Translation:Hello and goodbye.

August 25, 2014



Why is the pronunciation of daoibh different here? Earlier in my lesson it was pronounced like "gwiv," here it is pronounced like "yee-uv"


It's a dialect thing - Irish has 3 major dialects - Munster Irish, Connaught (or Conamara) Irish, and Ulster (Donegal) Irish. "yee-uv" is Munster Irish, "gwiv" is the other 2 dialects, although nowadays you'll hear a bit of both everywhere.

In general, Munster Irish tend to place the emphasis on the second syllable, while the first sylllable is emphasised in the other dialects.


Wouldn't it be spelt 'dia dhaoibh', then?


Both "Dia daoibh" and "Dia dhaoibh" are correct in the context of their dialects. It's not incorrect to write or say either version.


Different Dialects, yee-uv is mroe widely used


again, the abair.ie recordings in Munster, Conamara and Ulster dialects sound nothing like the DL recording. This is very frustrating. Every language has dialects, but there is usually some agreed upon central/neutral expression that does not fall so routinely in the pronunciation weeds, e.g. Bonn German became "high German", the non-dialect version. If the DL recordings were an outlier, I could try to ignore them, but other commenters here find them familiar. rian mo chuid gruaige amach


I've started listening to random episodes of "Ros na Rún" on YouTube. I'm hearing several different accents coming out of the mouths of the characters, some very clear, others--well, impenetrable. It's a great way to attune one's ear to the variety of Irishes spoken, but really bad for solidifying one's own pronunciation.


I am Irish and I live in Munster but, I guarantee that if I were to visit Galway (Connacht) or Donegal (Ulster) I probably wouldn't be able to understand a word they were saying. Irish is funny like that.


Does Ireland have something like the Académie Française to work out an "Official Irish" for general use? Sounds like something like that might be useful. The AF set the standard for French language in France & take steps to protect it against the creeping influence of English, making new French words for new technology as it appears & the like.


There is but the native speakers rejected the new standard. I met one who referred to it as a 'conlang' which is harsh! (conlangs are artificially constructed like Esperanto for anyone wondering)

The 'Caighdeán Oifigiúil' (Official Standard) is thought in schools.


When you think about it, though, conlangs can be pretty useful if they're all you have. Modern Hebrew as spoken in Israel is an example - Hebrew had pretty much died out & the ancient version from scriptures wasn't fit for purpose as a modern day language - like, how do you say "My computer has crashed and I just lost an hour's work on my spreadsheet!" in a language from over 2000 years ago. I'd call these reconlangs though - reconstructed rather than merely constructed. You take what fragments you know from archeology & so forth & reconstruct it as best you can.


I think that there are historical/ cultural reasons why Irish native speakers would tend to reject an official body that decides how language should be. Remember how the English banned the bards and people weren't allowed to speak their own language? I guess the natural reaction to that (by those who come from families/ regions who hung on to their language) is the utter refusal of any interference... Including that of a standardizing body todax, who might actually help save the language! No judgement from me; it's up to the Irish zo decide if and how they want their language.


Can you tell me more about the laws under which "the English banned the bards" and "people weren't allowed to speak their own language"?
————
### Job
Continue the discussion of Irish dialects from the point where it stops. The data comes from a separate source.

### Given information
————
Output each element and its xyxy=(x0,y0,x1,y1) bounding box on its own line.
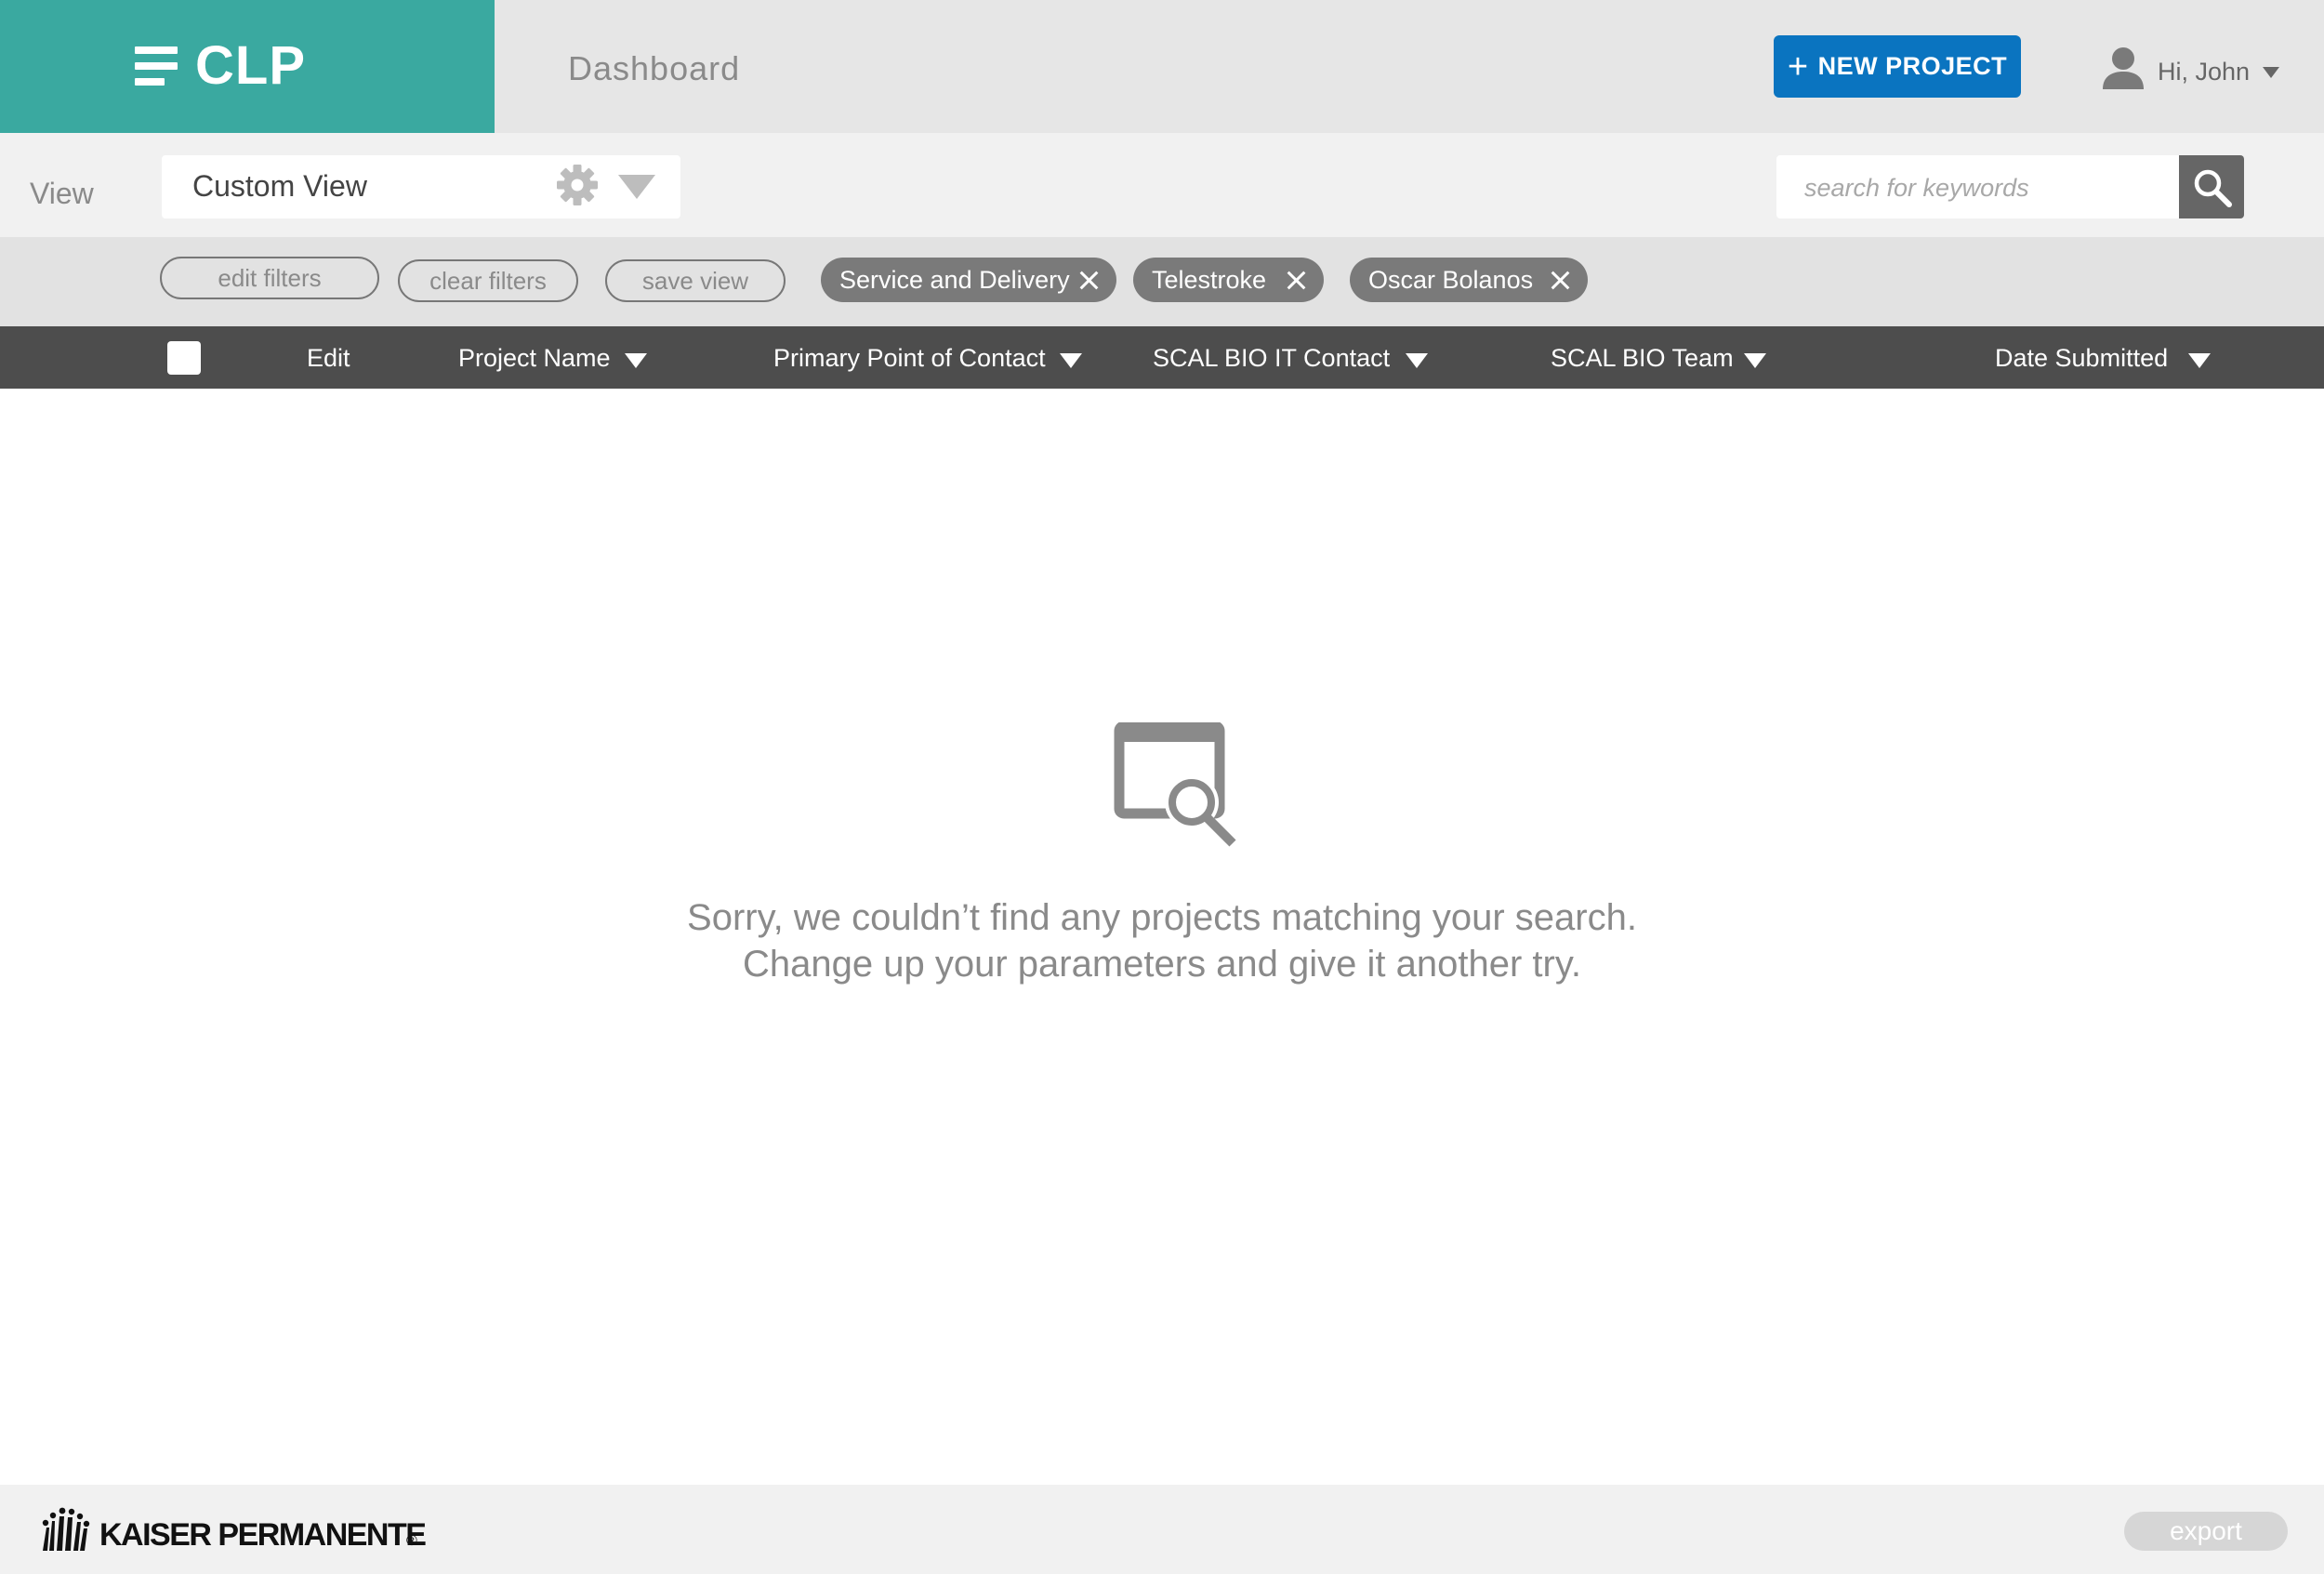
————
### Exercise result
Yeah. The Academie Française was also an instrument to "protect" the imperialist monarchy from regional languages like Breton and Occitan...


In Irish, there is no one 'central' or 'official' pronunciation.


It might just sound the same or the speaker might have messed up her pronunciation.


Actually, no. In the Tips and Notes on the first lesson, the creators of the course state that they used a real speaker for the recordings.


what is the difference between "dia duit" and "dia daoibh".


"dia duit = hello" to one person, while "dia daoibh = hello" to more than one person. In Irish prepositions are conjugated to match the person, in a similar way that verbs are in Romance languages, say. So the "to you" part changes for "you" and "you plural".


I honestly do not hear the difference between "dia duit" and "dia daoibh".


Go to https://www.abair.tcd.ie/en/ Pick a dialect Type in Dia duit. Dia daoibh. Press 'Say It!' Try it with all the dialects. You should definitely be able to tell the difference. (You can play it at a slower speed.)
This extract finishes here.